+++ DATA EXCERPTS +++

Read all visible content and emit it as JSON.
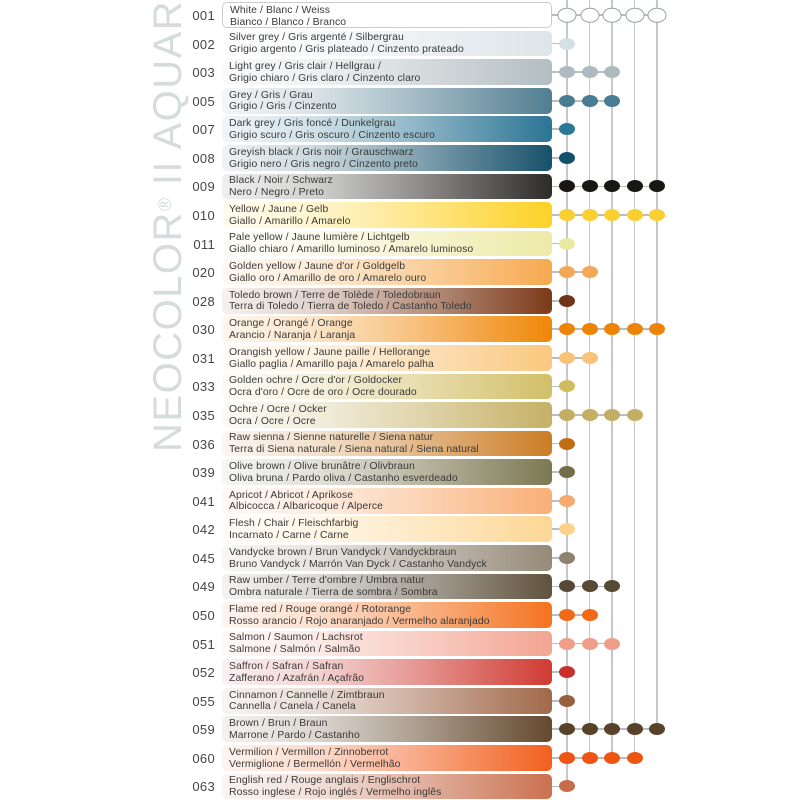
{
  "watermark": {
    "brand": "NEOCOLOR",
    "reg": "®",
    "range": " II AQUARELLE"
  },
  "grid": {
    "columns": 5,
    "line_color": "#c4c8c8",
    "connector_color": "#b9bdbd"
  },
  "rows": [
    {
      "code": "001",
      "line1": "White / Blanc / Weiss",
      "line2": "Bianco / Blanco / Branco",
      "color": "#ffffff",
      "dot": "#ffffff",
      "dots": 5,
      "outlined": true
    },
    {
      "code": "002",
      "line1": "Silver grey / Gris argenté / Silbergrau",
      "line2": "Grigio argento / Gris plateado / Cinzento prateado",
      "color": "#dde5e9",
      "dot": "#d5dfe4",
      "dots": 1
    },
    {
      "code": "003",
      "line1": "Light grey / Gris clair / Hellgrau /",
      "line2": "Grigio chiaro / Gris claro / Cinzento claro",
      "color": "#b3bec2",
      "dot": "#adbabf",
      "dots": 3
    },
    {
      "code": "005",
      "line1": "Grey / Gris / Grau",
      "line2": "Grigio / Gris / Cinzento",
      "color": "#527e92",
      "dot": "#497b91",
      "dots": 3
    },
    {
      "code": "007",
      "line1": "Dark grey / Gris foncé / Dunkelgrau",
      "line2": "Grigio scuro / Gris oscuro / Cinzento escuro",
      "color": "#2b7595",
      "dot": "#2b7897",
      "dots": 1
    },
    {
      "code": "008",
      "line1": "Greyish black / Gris noir / Grauschwarz",
      "line2": "Grigio nero / Gris negro / Cinzento preto",
      "color": "#17516b",
      "dot": "#144f6b",
      "dots": 1
    },
    {
      "code": "009",
      "line1": "Black / Noir / Schwarz",
      "line2": "Nero / Negro / Preto",
      "color": "#2d2c2a",
      "dot": "#191714",
      "dots": 5
    },
    {
      "code": "010",
      "line1": "Yellow / Jaune / Gelb",
      "line2": "Giallo / Amarillo / Amarelo",
      "color": "#fdd125",
      "dot": "#fccf30",
      "dots": 5
    },
    {
      "code": "011",
      "line1": "Pale yellow / Jaune lumière / Lichtgelb",
      "line2": "Giallo chiaro / Amarillo luminoso / Amarelo luminoso",
      "color": "#edeaa7",
      "dot": "#ebe8a2",
      "dots": 1
    },
    {
      "code": "020",
      "line1": "Golden yellow / Jaune d'or / Goldgelb",
      "line2": "Giallo oro / Amarillo de oro / Amarelo ouro",
      "color": "#f6a94f",
      "dot": "#f4a757",
      "dots": 2
    },
    {
      "code": "028",
      "line1": "Toledo brown / Terre de Tolède / Toledobraun",
      "line2": "Terra di Toledo / Tierra de Toledo / Castanho Toledo",
      "color": "#7c3a1a",
      "dot": "#703418",
      "dots": 1
    },
    {
      "code": "030",
      "line1": "Orange / Orangé / Orange",
      "line2": "Arancio / Naranja / Laranja",
      "color": "#ef8708",
      "dot": "#ee8405",
      "dots": 5
    },
    {
      "code": "031",
      "line1": "Orangish yellow / Jaune paille / Hellorange",
      "line2": "Giallo paglia / Amarillo paja / Amarelo palha",
      "color": "#fac87f",
      "dot": "#f9c377",
      "dots": 2
    },
    {
      "code": "033",
      "line1": "Golden ochre / Ocre d'or / Goldocker",
      "line2": "Ocra d'oro / Ocre de oro / Ocre dourado",
      "color": "#d2bf68",
      "dot": "#cfbb60",
      "dots": 1
    },
    {
      "code": "035",
      "line1": "Ochre / Ocre / Ocker",
      "line2": "Ocra / Ocre / Ocre",
      "color": "#c5b166",
      "dot": "#c3af63",
      "dots": 4
    },
    {
      "code": "036",
      "line1": "Raw sienna / Sienne naturelle / Siena natur",
      "line2": "Terra di Siena naturale / Siena natural / Siena natural",
      "color": "#cb7c24",
      "dot": "#c16e12",
      "dots": 1
    },
    {
      "code": "039",
      "line1": "Olive brown / Olive brunâtre / Olivbraun",
      "line2": "Oliva bruna / Pardo oliva / Castanho esverdeado",
      "color": "#7c7952",
      "dot": "#716e49",
      "dots": 1
    },
    {
      "code": "041",
      "line1": "Apricot / Abricot / Aprikose",
      "line2": "Albicocca / Albaricoque / Alperce",
      "color": "#f9af77",
      "dot": "#f7a970",
      "dots": 1
    },
    {
      "code": "042",
      "line1": "Flesh / Chair / Fleischfarbig",
      "line2": "Incarnato / Carne / Carne",
      "color": "#fdd795",
      "dot": "#fdd28b",
      "dots": 1
    },
    {
      "code": "045",
      "line1": "Vandycke brown / Brun Vandyck / Vandyckbraun",
      "line2": "Bruno Vandyck / Marrón Van Dyck / Castanho Vandyck",
      "color": "#968a79",
      "dot": "#8f8270",
      "dots": 1
    },
    {
      "code": "049",
      "line1": "Raw umber / Terre d'ombre / Umbra natur",
      "line2": "Ombra naturale / Tierra de sombra / Sombra",
      "color": "#60533e",
      "dot": "#564935",
      "dots": 3
    },
    {
      "code": "050",
      "line1": "Flame red / Rouge orangé / Rotorange",
      "line2": "Rosso arancio / Rojo anaranjado / Vermelho alaranjado",
      "color": "#f4731f",
      "dot": "#f26a15",
      "dots": 2
    },
    {
      "code": "051",
      "line1": "Salmon / Saumon / Lachsrot",
      "line2": "Salmone / Salmón / Salmão",
      "color": "#f3a492",
      "dot": "#f09d89",
      "dots": 3
    },
    {
      "code": "052",
      "line1": "Saffron / Safran / Safran",
      "line2": "Zafferano / Azafrán / Açafrão",
      "color": "#cf3b33",
      "dot": "#c93029",
      "dots": 1
    },
    {
      "code": "055",
      "line1": "Cinnamon / Cannelle / Zimtbraun",
      "line2": "Cannella / Canela / Canela",
      "color": "#a1694a",
      "dot": "#97613d",
      "dots": 1
    },
    {
      "code": "059",
      "line1": "Brown / Brun / Braun",
      "line2": "Marrone / Pardo / Castanho",
      "color": "#64492e",
      "dot": "#59422a",
      "dots": 5
    },
    {
      "code": "060",
      "line1": "Vermilion / Vermillon / Zinnoberrot",
      "line2": "Vermiglione / Bermellón / Vermelhão",
      "color": "#f2601f",
      "dot": "#ef5512",
      "dots": 4
    },
    {
      "code": "063",
      "line1": "English red / Rouge anglais / Englischrot",
      "line2": "Rosso inglese / Rojo inglés / Vermelho inglês",
      "color": "#ca7150",
      "dot": "#c66d4b",
      "dots": 1
    }
  ]
}
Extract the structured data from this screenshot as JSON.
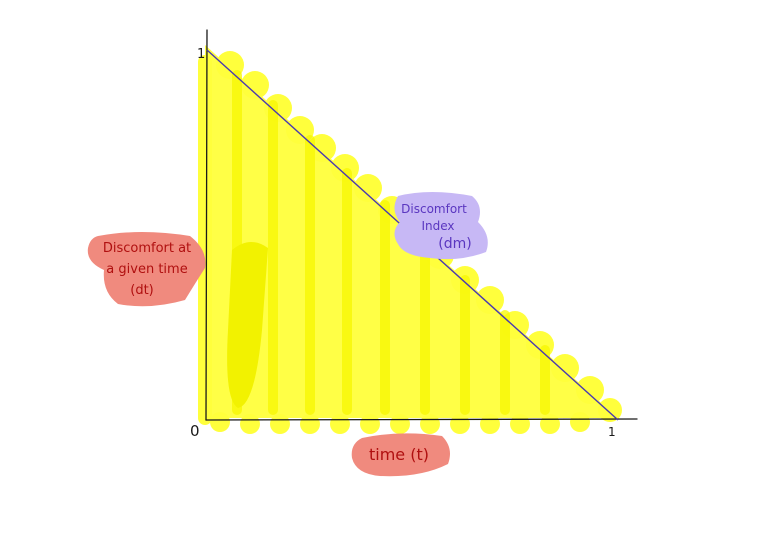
{
  "diagram": {
    "axis_ticks": {
      "y_top": "1",
      "origin": "0",
      "x_right": "1"
    },
    "labels": {
      "x_axis": "time (t)",
      "left_bubble": [
        "Discomfort at",
        "a given time",
        "(dt)"
      ],
      "diagonal_bubble": [
        "Discomfort",
        "Index",
        "(dm)"
      ]
    },
    "colors": {
      "fill": "#ffff3c",
      "fill_dark": "#f5f500",
      "line": "#4a3ab0",
      "axis": "#1a1a1a",
      "left_bubble_bg": "#f08a7e",
      "left_bubble_text": "#b01010",
      "x_bubble_bg": "#f08a7e",
      "x_bubble_text": "#b01010",
      "diagonal_bubble_bg": "#c7b8f5",
      "diagonal_bubble_text": "#5a36c0"
    }
  }
}
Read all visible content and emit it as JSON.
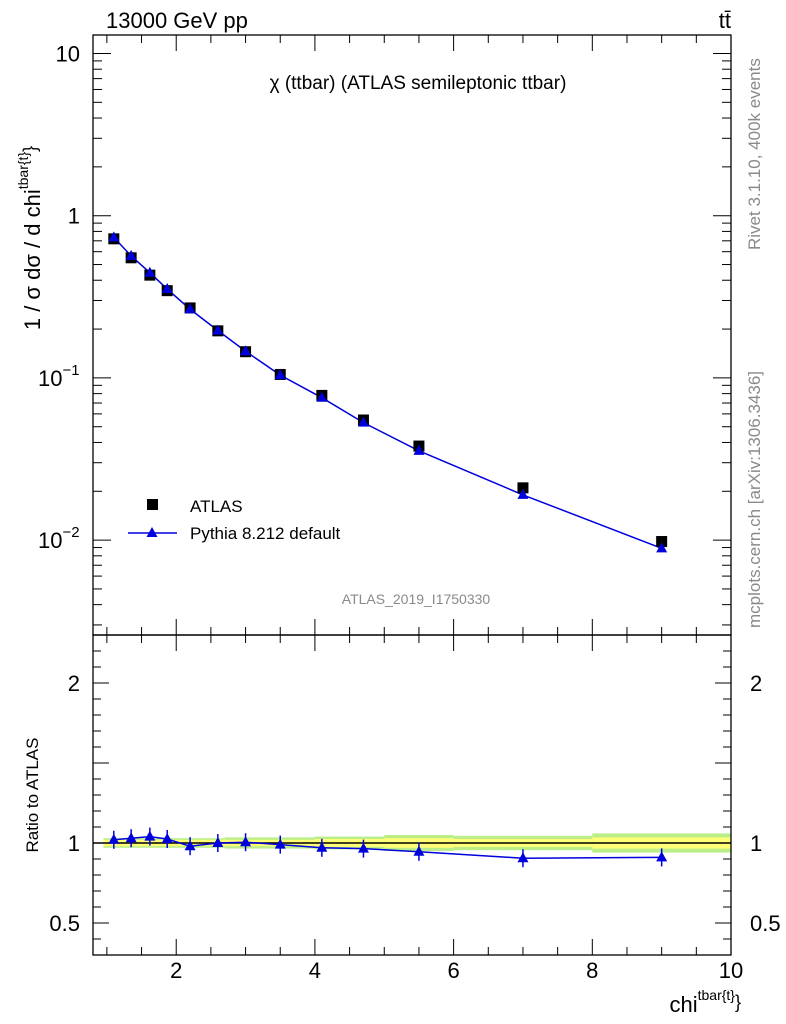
{
  "header": {
    "energy_label": "13000 GeV pp",
    "process_label": "tt̄"
  },
  "side_labels": {
    "rivet": "Rivet 3.1.10,  400k events",
    "mcplots": "mcplots.cern.ch [arXiv:1306.3436]"
  },
  "watermark": "ATLAS_2019_I1750330",
  "chart_data": [
    {
      "type": "scatter",
      "panel": "main",
      "title": "χ (ttbar) (ATLAS semileptonic ttbar)",
      "ylabel": "1 / σ dσ / d chi^{tbar{t}}",
      "yscale": "log",
      "ylim": [
        0.0026,
        13
      ],
      "xlim": [
        0.8,
        10
      ],
      "yticks": [
        {
          "value": 10,
          "label": "10"
        },
        {
          "value": 1,
          "label": "1"
        },
        {
          "value": 0.1,
          "label": "10",
          "exp": "−1"
        },
        {
          "value": 0.01,
          "label": "10",
          "exp": "−2"
        }
      ],
      "legend": {
        "placement": "bottom-left"
      },
      "x": [
        1.1,
        1.35,
        1.62,
        1.87,
        2.2,
        2.6,
        3.0,
        3.5,
        4.1,
        4.7,
        5.5,
        7.0,
        9.0
      ],
      "series": [
        {
          "name": "ATLAS",
          "marker": "square",
          "color": "#000000",
          "values": [
            0.72,
            0.55,
            0.43,
            0.345,
            0.27,
            0.195,
            0.145,
            0.105,
            0.078,
            0.055,
            0.038,
            0.021,
            0.0098
          ]
        },
        {
          "name": "Pythia 8.212 default",
          "marker": "triangle",
          "color": "#0000dd",
          "values": [
            0.735,
            0.565,
            0.445,
            0.353,
            0.265,
            0.196,
            0.146,
            0.104,
            0.0755,
            0.053,
            0.0355,
            0.019,
            0.0089
          ]
        }
      ]
    },
    {
      "type": "line",
      "panel": "ratio",
      "ylabel": "Ratio to ATLAS",
      "xlabel": "chi^{tbar{t}}",
      "ylim": [
        0.3,
        2.3
      ],
      "xlim": [
        0.8,
        10
      ],
      "yticks": [
        {
          "value": 2,
          "label": "2"
        },
        {
          "value": 1,
          "label": "1"
        },
        {
          "value": 0.5,
          "label": "0.5"
        }
      ],
      "xticks": [
        {
          "value": 2,
          "label": "2"
        },
        {
          "value": 4,
          "label": "4"
        },
        {
          "value": 6,
          "label": "6"
        },
        {
          "value": 8,
          "label": "8"
        },
        {
          "value": 10,
          "label": "10"
        }
      ],
      "reference": 1.0,
      "x": [
        1.1,
        1.35,
        1.62,
        1.87,
        2.2,
        2.6,
        3.0,
        3.5,
        4.1,
        4.7,
        5.5,
        7.0,
        9.0
      ],
      "series": [
        {
          "name": "Pythia 8.212 default",
          "color": "#0000dd",
          "values": [
            1.02,
            1.03,
            1.04,
            1.025,
            0.98,
            1.0,
            1.005,
            0.99,
            0.97,
            0.965,
            0.945,
            0.905,
            0.91
          ]
        }
      ],
      "uncertainty_bands": [
        {
          "x0": 0.95,
          "x1": 2.7,
          "stat": 0.02,
          "total": 0.03
        },
        {
          "x0": 2.7,
          "x1": 4.0,
          "stat": 0.02,
          "total": 0.035
        },
        {
          "x0": 4.0,
          "x1": 5.0,
          "stat": 0.025,
          "total": 0.04
        },
        {
          "x0": 5.0,
          "x1": 6.0,
          "stat": 0.03,
          "total": 0.05
        },
        {
          "x0": 6.0,
          "x1": 8.0,
          "stat": 0.025,
          "total": 0.045
        },
        {
          "x0": 8.0,
          "x1": 10.0,
          "stat": 0.035,
          "total": 0.06
        }
      ],
      "colors": {
        "stat_band": "#ffff77",
        "total_band": "#bbee88"
      }
    }
  ]
}
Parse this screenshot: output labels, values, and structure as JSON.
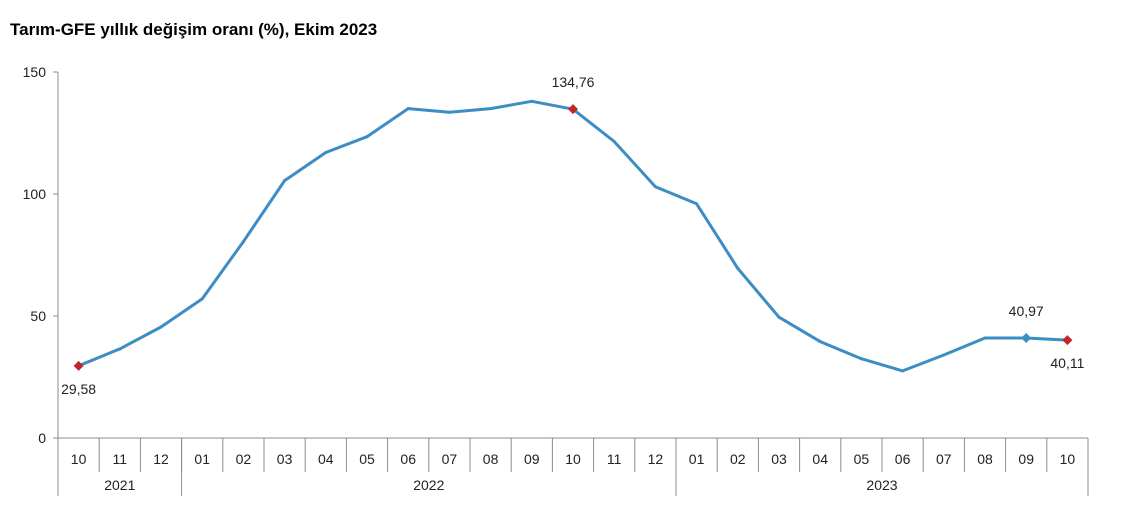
{
  "title": "Tarım-GFE yıllık değişim oranı (%), Ekim 2023",
  "colors": {
    "line": "#3C8DC4",
    "highlight_marker": "#C0272D",
    "axis": "#8C8C8C",
    "text": "#222222"
  },
  "chart_data": {
    "type": "line",
    "title": "Tarım-GFE yıllık değişim oranı (%), Ekim 2023",
    "xlabel": "",
    "ylabel": "",
    "ylim": [
      0,
      150
    ],
    "yticks": [
      "0",
      "50",
      "100",
      "150"
    ],
    "grid": false,
    "legend": "none",
    "categories": [
      "10",
      "11",
      "12",
      "01",
      "02",
      "03",
      "04",
      "05",
      "06",
      "07",
      "08",
      "09",
      "10",
      "11",
      "12",
      "01",
      "02",
      "03",
      "04",
      "05",
      "06",
      "07",
      "08",
      "09",
      "10"
    ],
    "year_groups": [
      {
        "label": "2021",
        "start": 0,
        "end": 2
      },
      {
        "label": "2022",
        "start": 3,
        "end": 14
      },
      {
        "label": "2023",
        "start": 15,
        "end": 24
      }
    ],
    "series": [
      {
        "values": [
          29.58,
          36.5,
          45.5,
          57.0,
          80.5,
          105.5,
          117.0,
          123.5,
          135.0,
          133.5,
          135.0,
          138.0,
          134.76,
          121.5,
          103.0,
          96.0,
          69.5,
          49.5,
          39.5,
          32.5,
          27.5,
          34.0,
          41.0,
          40.97,
          40.11
        ]
      }
    ],
    "annotations": [
      {
        "index": 0,
        "text": "29,58",
        "marker": "red",
        "position": "below"
      },
      {
        "index": 12,
        "text": "134,76",
        "marker": "red",
        "position": "above"
      },
      {
        "index": 23,
        "text": "40,97",
        "marker": "blue",
        "position": "above"
      },
      {
        "index": 24,
        "text": "40,11",
        "marker": "red",
        "position": "below"
      }
    ]
  }
}
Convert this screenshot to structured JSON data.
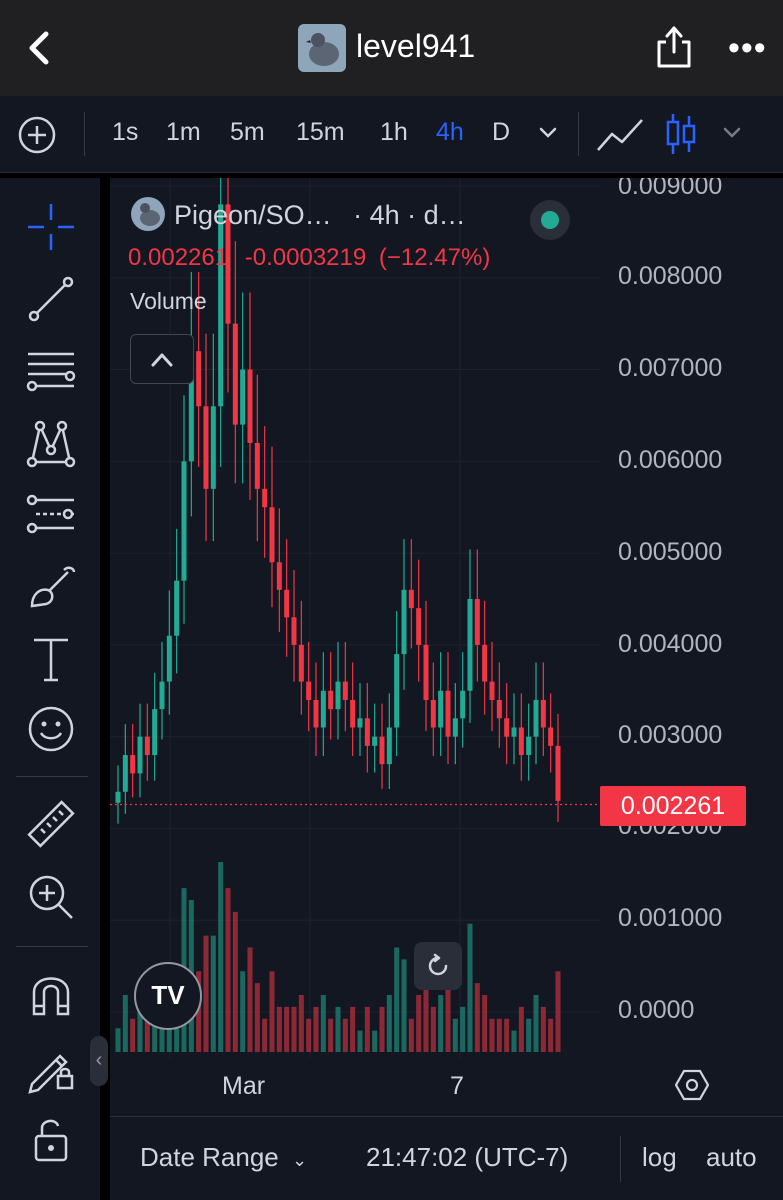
{
  "header": {
    "username": "level941"
  },
  "toolbar": {
    "intervals": [
      "1s",
      "1m",
      "5m",
      "15m",
      "1h",
      "4h",
      "D"
    ],
    "active_interval": "4h"
  },
  "legend": {
    "symbol": "Pigeon/SO…",
    "interval_info": "· 4h · d…",
    "price": "0.002261",
    "change": "-0.0003219",
    "change_pct": "(−12.47%)",
    "volume_label": "Volume"
  },
  "price_axis": {
    "labels": [
      "0.009000",
      "0.008000",
      "0.007000",
      "0.006000",
      "0.005000",
      "0.004000",
      "0.003000",
      "0.002000",
      "0.001000",
      "0.0000"
    ],
    "current_price": "0.002261"
  },
  "time_axis": {
    "labels": [
      "Mar",
      "7"
    ]
  },
  "bottom_bar": {
    "date_range": "Date Range",
    "time": "21:47:02 (UTC-7)",
    "log": "log",
    "auto": "auto"
  },
  "colors": {
    "up": "#22ab94",
    "down": "#f23645",
    "accent": "#2962ff",
    "background": "#131722"
  },
  "chart_data": {
    "type": "candlestick",
    "interval": "4h",
    "y_axis_range": [
      0,
      0.009
    ],
    "current_price": 0.002261,
    "x_tick_labels": [
      "Mar",
      "7"
    ],
    "ohlc_close_approx": [
      0.0024,
      0.0028,
      0.0026,
      0.003,
      0.0028,
      0.0033,
      0.0036,
      0.0041,
      0.0047,
      0.006,
      0.0072,
      0.0066,
      0.0057,
      0.0066,
      0.0088,
      0.0075,
      0.0064,
      0.007,
      0.0062,
      0.0057,
      0.0055,
      0.0049,
      0.0046,
      0.0043,
      0.004,
      0.0036,
      0.0034,
      0.0031,
      0.0035,
      0.0033,
      0.0036,
      0.0034,
      0.0031,
      0.0032,
      0.0029,
      0.003,
      0.0027,
      0.0031,
      0.0039,
      0.0046,
      0.0044,
      0.004,
      0.0034,
      0.0031,
      0.0035,
      0.003,
      0.0032,
      0.0035,
      0.0045,
      0.004,
      0.0036,
      0.0034,
      0.0032,
      0.003,
      0.0031,
      0.0028,
      0.003,
      0.0034,
      0.0031,
      0.0029,
      0.0023
    ]
  }
}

+++

**THE EXERCISE:** Your task is to collect every line above that contains the word "Tarım".

**FINAL ANSWER:**
  "title": "Tarım-GFE yıllık değişim oranı (%), Ekim 2023",
    "title": "Tarım-GFE yıllık değişim oranı (%), Ekim 2023",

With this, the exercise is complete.